All lines in which the word "Cape" occurs are to be extracted.

THE RECORDS:
·····
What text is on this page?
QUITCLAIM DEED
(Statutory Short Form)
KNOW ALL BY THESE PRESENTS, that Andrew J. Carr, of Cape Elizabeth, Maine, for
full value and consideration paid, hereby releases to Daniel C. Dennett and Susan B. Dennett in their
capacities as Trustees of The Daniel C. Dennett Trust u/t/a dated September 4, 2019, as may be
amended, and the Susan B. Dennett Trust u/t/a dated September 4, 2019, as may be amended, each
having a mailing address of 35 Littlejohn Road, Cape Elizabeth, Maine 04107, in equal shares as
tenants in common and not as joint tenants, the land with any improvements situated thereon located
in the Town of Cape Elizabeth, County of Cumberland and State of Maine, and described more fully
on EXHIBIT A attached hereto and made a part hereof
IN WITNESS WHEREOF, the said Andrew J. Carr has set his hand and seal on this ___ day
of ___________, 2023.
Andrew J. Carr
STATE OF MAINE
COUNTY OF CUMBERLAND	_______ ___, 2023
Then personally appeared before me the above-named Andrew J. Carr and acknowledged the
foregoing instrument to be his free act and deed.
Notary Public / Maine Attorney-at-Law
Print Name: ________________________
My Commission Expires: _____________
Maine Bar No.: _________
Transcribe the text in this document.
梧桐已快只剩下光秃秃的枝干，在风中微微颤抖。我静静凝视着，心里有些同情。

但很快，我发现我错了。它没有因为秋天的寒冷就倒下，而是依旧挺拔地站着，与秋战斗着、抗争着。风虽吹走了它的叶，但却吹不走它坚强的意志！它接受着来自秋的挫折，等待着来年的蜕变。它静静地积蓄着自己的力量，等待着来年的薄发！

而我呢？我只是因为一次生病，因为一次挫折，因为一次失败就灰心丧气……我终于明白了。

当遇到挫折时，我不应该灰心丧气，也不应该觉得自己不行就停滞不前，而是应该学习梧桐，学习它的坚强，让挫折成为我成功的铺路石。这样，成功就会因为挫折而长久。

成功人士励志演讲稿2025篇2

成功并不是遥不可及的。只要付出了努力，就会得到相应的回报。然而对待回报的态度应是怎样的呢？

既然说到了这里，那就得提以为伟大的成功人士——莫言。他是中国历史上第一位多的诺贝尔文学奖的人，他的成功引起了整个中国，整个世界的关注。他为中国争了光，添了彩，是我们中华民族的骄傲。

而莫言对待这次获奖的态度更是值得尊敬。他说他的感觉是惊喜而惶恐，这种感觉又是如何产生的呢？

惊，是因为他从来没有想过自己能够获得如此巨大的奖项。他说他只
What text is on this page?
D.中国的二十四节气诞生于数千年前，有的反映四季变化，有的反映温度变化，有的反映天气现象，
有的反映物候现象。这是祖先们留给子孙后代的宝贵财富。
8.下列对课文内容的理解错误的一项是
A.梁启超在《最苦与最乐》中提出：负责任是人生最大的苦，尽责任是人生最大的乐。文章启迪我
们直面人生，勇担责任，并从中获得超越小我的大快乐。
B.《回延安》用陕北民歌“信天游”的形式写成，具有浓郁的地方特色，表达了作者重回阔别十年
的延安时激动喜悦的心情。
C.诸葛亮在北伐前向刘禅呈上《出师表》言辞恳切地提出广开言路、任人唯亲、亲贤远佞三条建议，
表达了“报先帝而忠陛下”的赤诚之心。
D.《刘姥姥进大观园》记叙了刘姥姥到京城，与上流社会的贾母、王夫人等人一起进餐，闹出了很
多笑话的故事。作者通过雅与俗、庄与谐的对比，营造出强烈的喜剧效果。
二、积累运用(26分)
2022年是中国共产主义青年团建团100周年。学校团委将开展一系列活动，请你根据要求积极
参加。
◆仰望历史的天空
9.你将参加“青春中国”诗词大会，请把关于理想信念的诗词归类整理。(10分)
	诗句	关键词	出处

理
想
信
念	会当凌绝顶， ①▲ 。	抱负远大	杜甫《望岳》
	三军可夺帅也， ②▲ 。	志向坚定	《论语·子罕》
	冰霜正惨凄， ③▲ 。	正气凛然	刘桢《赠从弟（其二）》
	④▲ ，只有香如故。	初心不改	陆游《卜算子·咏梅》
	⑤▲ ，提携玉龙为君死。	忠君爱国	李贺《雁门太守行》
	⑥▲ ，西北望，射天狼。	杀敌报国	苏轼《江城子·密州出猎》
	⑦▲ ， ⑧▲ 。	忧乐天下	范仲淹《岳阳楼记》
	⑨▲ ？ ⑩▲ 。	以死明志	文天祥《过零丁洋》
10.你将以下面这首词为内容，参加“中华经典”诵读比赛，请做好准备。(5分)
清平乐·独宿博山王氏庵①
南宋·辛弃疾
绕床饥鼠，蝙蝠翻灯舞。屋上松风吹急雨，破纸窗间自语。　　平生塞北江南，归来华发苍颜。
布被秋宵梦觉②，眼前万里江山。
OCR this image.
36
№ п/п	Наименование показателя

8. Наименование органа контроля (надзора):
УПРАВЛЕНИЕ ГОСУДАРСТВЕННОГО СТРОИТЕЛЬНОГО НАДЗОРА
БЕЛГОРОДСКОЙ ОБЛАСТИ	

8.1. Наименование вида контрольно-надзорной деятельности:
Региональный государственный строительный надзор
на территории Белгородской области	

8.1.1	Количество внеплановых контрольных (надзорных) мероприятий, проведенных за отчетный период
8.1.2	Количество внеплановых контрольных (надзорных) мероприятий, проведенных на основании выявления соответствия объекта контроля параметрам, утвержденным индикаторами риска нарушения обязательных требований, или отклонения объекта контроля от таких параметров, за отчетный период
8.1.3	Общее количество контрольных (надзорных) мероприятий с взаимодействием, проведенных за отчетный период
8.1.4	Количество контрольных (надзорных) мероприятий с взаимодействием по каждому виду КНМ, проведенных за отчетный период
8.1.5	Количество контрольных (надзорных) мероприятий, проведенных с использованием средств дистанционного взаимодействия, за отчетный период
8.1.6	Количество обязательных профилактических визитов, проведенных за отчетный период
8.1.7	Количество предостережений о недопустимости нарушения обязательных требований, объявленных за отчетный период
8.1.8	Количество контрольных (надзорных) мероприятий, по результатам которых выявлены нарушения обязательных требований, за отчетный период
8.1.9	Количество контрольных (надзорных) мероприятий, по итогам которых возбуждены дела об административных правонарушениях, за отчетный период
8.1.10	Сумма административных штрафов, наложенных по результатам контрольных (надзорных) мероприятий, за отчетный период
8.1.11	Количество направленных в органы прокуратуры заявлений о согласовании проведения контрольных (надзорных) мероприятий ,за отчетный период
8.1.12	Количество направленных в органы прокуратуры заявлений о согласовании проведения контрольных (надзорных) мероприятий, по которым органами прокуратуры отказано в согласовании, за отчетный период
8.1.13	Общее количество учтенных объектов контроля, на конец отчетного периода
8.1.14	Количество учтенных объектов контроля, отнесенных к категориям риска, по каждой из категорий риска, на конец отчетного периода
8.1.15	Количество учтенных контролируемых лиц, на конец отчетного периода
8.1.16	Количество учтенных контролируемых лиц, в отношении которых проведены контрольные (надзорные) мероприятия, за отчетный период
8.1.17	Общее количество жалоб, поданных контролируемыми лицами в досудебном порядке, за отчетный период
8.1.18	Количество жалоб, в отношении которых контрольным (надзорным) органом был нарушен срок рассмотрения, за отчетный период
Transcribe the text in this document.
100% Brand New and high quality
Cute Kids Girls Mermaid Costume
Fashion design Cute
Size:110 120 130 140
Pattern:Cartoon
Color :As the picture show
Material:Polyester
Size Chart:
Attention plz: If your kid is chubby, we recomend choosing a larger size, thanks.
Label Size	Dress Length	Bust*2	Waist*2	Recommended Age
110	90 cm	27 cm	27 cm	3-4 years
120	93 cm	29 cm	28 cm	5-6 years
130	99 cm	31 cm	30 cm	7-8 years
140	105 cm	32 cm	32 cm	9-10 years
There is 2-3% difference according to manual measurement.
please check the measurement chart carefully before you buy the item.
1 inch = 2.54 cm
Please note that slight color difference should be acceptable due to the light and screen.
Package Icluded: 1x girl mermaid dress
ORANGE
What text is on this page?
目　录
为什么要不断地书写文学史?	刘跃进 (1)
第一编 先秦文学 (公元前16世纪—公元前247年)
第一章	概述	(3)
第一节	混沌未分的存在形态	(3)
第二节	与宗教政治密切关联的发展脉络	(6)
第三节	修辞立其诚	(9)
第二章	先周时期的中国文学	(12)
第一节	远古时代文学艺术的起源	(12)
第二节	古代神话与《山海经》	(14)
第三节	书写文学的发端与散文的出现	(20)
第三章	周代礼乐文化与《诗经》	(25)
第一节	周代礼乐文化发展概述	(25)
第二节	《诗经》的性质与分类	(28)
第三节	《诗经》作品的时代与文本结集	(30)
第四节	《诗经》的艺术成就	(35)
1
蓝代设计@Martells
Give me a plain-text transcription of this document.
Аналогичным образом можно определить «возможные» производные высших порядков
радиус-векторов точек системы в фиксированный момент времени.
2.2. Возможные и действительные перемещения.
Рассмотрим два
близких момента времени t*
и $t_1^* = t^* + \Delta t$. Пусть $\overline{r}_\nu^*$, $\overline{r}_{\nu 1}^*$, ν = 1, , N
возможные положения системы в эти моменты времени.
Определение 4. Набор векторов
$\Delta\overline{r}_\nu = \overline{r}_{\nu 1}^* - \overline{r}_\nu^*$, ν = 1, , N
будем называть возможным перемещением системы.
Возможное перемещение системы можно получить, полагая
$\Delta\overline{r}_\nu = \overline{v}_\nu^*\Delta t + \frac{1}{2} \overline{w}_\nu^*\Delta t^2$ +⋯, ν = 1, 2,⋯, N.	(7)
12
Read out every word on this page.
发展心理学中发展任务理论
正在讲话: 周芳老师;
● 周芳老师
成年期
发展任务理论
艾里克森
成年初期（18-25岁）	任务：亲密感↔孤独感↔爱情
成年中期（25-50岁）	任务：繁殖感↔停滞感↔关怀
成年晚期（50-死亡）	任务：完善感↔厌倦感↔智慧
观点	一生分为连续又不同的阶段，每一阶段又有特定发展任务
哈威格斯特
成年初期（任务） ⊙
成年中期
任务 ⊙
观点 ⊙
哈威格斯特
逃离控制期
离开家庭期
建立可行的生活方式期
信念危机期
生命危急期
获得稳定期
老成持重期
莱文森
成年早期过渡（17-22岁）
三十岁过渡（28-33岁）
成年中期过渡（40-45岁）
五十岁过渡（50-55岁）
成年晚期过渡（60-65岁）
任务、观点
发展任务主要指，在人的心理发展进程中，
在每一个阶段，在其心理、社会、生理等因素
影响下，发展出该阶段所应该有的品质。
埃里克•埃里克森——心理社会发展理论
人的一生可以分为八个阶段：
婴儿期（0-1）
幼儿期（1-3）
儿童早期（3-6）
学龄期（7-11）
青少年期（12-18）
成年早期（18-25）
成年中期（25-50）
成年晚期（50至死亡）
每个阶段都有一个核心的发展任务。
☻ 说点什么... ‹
·····
ANSWER FOR THE TASK:
KNOW ALL BY THESE PRESENTS, that Andrew J. Carr, of Cape Elizabeth, Maine, for
having a mailing address of 35 Littlejohn Road, Cape Elizabeth, Maine 04107, in equal shares as
in the Town of Cape Elizabeth, County of Cumberland and State of Maine, and described more fully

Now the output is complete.